Extract each line of the records below that contains the word "Diabetes".

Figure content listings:
__________
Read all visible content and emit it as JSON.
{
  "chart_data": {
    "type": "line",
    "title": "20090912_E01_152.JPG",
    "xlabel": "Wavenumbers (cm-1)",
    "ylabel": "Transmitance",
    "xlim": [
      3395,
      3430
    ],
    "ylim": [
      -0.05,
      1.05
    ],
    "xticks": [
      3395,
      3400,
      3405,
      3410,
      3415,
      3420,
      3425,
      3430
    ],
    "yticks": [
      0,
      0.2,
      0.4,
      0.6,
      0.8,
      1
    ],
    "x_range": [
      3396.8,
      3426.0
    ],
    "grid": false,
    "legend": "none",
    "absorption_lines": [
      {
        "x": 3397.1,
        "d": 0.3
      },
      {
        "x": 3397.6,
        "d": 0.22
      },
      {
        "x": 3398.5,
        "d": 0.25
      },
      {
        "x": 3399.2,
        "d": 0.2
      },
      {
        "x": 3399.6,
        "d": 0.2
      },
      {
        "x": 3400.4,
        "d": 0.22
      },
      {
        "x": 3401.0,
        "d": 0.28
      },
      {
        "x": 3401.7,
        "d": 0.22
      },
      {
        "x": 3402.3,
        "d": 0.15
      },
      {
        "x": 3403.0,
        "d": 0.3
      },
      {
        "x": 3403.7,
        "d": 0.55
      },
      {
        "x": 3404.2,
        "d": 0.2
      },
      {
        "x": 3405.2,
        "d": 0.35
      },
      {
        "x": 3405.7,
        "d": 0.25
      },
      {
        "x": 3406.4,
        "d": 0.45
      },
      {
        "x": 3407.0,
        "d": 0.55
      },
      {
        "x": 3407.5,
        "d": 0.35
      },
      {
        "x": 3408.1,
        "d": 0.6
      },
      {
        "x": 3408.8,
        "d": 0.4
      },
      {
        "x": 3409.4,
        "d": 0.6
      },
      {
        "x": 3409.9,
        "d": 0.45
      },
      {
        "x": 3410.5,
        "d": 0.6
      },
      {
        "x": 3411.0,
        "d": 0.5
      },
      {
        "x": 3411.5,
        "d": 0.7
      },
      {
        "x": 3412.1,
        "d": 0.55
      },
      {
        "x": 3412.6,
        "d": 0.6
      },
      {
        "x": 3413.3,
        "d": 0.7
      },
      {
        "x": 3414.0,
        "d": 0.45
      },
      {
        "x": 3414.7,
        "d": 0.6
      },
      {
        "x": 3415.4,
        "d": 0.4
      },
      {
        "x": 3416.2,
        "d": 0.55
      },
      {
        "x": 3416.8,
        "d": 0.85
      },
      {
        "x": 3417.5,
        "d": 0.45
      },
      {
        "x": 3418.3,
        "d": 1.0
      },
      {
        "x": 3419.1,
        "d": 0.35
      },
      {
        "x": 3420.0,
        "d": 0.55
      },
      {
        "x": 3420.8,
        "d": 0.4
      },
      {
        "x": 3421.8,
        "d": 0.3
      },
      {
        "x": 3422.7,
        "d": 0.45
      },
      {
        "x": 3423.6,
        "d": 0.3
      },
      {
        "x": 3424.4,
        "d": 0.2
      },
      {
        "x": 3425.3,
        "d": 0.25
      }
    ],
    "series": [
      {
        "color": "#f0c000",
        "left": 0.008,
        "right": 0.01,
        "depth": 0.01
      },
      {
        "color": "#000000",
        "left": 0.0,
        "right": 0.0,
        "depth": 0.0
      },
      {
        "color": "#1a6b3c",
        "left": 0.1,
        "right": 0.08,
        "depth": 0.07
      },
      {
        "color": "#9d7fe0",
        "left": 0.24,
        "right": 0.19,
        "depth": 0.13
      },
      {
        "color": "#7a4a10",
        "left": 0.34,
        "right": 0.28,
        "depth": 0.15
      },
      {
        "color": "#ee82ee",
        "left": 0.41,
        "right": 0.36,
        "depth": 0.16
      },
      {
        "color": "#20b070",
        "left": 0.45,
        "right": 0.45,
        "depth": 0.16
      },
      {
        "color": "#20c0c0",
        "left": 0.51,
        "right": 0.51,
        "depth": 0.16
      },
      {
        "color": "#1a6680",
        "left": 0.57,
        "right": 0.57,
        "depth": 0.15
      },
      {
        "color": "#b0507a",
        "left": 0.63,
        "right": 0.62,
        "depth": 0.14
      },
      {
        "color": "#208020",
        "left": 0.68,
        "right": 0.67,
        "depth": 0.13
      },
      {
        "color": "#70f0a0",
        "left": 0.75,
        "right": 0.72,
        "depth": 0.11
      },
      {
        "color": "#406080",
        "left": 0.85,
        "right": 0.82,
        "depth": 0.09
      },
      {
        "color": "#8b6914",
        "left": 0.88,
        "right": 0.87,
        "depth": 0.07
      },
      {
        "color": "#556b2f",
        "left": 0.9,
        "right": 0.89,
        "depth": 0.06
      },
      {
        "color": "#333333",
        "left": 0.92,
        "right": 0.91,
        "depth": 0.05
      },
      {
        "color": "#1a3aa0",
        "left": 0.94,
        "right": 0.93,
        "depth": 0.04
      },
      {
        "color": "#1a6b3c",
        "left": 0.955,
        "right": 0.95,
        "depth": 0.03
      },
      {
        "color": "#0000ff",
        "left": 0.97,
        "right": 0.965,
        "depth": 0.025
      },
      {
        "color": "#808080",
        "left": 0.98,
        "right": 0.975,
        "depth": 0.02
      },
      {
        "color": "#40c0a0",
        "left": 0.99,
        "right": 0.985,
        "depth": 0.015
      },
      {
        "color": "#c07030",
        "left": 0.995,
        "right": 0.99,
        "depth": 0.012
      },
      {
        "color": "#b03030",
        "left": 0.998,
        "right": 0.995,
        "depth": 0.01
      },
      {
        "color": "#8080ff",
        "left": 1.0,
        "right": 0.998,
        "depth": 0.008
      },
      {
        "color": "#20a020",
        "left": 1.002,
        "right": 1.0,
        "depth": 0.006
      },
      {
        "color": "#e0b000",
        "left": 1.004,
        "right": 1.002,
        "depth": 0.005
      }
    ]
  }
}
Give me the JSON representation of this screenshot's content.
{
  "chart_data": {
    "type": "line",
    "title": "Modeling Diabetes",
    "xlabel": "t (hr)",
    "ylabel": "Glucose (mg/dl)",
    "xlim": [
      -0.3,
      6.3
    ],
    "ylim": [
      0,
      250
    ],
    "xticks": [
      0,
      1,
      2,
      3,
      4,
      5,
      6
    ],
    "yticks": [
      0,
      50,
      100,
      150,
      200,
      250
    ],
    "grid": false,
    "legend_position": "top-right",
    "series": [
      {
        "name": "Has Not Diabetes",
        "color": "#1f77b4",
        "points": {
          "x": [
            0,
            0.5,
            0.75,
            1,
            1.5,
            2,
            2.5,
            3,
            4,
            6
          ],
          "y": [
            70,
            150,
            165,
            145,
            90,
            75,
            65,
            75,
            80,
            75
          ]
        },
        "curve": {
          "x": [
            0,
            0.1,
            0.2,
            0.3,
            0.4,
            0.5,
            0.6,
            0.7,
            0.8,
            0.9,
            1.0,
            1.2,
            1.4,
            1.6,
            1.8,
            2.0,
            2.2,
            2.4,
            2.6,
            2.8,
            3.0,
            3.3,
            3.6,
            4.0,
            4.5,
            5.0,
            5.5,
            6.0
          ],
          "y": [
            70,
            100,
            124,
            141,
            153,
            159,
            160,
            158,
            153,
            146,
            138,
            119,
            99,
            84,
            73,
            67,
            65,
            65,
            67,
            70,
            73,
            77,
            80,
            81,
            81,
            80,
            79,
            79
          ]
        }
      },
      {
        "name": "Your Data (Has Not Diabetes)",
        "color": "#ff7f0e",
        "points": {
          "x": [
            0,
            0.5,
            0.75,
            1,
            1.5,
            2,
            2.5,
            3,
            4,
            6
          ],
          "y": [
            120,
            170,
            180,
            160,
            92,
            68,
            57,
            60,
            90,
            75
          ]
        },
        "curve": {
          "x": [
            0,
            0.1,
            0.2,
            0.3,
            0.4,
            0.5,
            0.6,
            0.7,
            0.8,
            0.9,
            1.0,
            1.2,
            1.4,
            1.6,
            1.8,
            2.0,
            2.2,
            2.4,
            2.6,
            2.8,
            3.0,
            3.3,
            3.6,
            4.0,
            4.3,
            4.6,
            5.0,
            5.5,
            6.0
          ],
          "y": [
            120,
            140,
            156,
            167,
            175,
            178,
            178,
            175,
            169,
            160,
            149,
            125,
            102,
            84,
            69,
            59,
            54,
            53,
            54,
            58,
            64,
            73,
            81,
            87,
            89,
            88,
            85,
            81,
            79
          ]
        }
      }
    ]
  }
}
__________
**TASK SOLUTION:**
    "title": "Modeling Diabetes",
        "name": "Has Not Diabetes",
        "name": "Your Data (Has Not Diabetes)",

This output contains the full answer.